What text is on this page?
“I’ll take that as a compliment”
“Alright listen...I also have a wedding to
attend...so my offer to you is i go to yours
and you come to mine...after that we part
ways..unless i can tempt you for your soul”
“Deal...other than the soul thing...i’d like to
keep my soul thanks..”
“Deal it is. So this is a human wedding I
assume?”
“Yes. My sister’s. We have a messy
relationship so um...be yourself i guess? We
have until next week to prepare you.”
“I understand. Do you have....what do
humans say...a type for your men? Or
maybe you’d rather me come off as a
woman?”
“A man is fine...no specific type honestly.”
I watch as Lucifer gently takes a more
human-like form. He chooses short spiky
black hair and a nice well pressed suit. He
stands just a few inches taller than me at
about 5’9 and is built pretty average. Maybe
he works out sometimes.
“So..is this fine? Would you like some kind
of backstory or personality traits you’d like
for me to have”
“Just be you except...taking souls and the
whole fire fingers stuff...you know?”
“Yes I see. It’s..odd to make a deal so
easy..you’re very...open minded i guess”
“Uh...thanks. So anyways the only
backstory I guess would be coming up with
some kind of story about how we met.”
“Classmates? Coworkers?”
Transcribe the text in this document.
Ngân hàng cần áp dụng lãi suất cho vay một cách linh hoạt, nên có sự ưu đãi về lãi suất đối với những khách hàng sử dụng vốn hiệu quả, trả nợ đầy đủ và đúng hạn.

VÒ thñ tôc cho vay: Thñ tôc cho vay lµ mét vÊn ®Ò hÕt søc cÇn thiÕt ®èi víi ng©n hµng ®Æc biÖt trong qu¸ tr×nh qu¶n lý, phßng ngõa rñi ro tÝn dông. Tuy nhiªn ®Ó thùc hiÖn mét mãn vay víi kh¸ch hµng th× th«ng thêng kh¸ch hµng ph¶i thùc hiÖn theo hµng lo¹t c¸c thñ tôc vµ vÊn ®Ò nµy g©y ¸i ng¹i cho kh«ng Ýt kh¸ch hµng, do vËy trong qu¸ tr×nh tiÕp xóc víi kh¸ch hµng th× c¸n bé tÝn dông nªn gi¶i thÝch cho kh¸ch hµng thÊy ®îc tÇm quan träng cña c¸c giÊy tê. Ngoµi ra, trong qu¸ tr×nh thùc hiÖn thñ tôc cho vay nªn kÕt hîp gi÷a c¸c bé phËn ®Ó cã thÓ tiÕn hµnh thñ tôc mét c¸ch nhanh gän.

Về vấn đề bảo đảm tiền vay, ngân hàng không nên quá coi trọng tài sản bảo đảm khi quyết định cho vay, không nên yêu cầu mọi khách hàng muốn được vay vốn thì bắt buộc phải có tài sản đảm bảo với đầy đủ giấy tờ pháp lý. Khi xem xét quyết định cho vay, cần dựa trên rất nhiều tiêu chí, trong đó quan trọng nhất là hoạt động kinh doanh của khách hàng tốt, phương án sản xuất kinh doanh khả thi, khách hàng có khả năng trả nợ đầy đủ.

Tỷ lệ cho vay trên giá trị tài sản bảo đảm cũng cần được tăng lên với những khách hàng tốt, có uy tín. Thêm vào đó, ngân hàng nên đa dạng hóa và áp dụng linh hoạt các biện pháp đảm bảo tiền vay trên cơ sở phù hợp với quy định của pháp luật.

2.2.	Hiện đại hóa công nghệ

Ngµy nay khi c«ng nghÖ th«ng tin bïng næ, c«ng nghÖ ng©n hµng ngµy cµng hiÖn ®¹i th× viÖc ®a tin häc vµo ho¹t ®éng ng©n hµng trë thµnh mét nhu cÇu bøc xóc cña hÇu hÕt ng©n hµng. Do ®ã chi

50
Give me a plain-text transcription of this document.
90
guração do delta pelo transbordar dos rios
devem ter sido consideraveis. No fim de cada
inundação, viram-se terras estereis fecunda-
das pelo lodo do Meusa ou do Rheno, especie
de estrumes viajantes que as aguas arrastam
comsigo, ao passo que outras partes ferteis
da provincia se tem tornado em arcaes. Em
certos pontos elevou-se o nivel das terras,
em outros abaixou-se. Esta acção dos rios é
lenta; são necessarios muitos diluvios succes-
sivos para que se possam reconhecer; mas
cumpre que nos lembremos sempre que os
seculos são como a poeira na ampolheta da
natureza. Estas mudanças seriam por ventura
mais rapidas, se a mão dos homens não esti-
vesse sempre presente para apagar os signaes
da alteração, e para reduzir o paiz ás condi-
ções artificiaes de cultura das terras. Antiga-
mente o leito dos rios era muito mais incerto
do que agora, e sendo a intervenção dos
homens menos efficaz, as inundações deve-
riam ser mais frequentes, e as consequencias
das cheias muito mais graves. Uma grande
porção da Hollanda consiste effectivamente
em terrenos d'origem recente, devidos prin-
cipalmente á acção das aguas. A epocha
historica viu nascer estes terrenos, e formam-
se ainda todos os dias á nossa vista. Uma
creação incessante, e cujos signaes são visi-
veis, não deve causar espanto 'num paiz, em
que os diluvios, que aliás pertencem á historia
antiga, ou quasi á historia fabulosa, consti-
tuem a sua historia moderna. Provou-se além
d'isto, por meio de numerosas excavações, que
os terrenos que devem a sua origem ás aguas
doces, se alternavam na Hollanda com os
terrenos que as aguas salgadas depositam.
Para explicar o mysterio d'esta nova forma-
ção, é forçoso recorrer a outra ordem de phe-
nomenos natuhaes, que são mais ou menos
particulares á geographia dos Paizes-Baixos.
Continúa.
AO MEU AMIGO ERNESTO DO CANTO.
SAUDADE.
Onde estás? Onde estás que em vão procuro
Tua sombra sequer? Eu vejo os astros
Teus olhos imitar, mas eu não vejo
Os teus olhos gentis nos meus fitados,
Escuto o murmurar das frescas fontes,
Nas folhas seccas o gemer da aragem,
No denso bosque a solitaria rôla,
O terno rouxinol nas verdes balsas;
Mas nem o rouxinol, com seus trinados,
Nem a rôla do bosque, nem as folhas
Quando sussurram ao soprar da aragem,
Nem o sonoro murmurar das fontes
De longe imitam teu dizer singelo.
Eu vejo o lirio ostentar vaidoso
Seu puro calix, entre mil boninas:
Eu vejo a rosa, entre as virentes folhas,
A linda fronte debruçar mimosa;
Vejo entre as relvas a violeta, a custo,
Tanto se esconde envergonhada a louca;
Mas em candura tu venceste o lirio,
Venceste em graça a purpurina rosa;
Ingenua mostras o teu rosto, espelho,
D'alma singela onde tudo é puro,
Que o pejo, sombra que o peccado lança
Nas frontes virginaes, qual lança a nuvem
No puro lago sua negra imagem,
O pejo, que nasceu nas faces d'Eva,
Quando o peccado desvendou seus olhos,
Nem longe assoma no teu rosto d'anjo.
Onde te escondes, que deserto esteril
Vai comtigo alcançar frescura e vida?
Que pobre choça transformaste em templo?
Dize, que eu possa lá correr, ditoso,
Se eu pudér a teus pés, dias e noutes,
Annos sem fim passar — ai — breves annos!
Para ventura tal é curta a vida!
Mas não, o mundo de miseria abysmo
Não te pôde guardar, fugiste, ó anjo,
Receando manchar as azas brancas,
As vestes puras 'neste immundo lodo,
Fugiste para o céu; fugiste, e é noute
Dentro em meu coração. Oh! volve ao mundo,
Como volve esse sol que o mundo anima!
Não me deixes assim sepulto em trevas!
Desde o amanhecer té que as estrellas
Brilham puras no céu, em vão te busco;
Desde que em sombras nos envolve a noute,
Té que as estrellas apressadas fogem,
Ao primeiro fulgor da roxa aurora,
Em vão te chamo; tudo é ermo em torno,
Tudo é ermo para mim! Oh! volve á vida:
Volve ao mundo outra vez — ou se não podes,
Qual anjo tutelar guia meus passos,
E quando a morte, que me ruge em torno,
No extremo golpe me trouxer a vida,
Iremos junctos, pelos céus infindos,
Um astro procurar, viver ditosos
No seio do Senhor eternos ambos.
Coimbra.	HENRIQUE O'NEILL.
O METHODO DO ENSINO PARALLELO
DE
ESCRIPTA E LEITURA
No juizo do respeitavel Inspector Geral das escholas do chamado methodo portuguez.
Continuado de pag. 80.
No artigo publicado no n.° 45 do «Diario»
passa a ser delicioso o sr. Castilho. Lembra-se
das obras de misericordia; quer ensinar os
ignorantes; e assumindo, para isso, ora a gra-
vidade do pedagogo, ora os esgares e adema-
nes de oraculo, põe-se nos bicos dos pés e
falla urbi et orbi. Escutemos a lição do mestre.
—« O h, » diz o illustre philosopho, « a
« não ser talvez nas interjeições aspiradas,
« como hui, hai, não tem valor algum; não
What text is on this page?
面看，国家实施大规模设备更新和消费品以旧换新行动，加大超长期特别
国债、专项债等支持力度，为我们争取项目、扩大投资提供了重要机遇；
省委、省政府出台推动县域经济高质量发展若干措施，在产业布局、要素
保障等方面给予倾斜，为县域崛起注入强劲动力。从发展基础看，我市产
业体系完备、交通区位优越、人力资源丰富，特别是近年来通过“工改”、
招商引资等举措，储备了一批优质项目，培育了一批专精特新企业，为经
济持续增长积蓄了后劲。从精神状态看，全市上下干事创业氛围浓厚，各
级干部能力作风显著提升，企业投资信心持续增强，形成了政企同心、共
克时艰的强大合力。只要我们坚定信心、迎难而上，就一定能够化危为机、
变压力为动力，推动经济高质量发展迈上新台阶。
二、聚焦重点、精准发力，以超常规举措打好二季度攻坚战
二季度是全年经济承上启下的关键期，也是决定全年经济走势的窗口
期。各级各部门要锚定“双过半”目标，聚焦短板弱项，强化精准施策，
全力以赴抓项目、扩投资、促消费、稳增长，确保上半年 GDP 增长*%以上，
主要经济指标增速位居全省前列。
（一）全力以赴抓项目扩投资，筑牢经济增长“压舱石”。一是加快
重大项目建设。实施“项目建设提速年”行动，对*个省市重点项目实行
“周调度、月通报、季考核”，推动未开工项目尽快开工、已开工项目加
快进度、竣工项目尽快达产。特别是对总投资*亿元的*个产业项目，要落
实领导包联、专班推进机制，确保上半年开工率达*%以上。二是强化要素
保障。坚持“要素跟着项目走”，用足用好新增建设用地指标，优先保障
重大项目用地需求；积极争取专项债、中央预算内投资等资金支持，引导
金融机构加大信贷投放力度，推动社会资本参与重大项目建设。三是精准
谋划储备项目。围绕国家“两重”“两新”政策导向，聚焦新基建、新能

### To be done
List the lines of the entries that include "acção".

### Response to the task
em outros abaixou-se. Esta acção dos rios é
cipalmente á acção das aguas. A epocha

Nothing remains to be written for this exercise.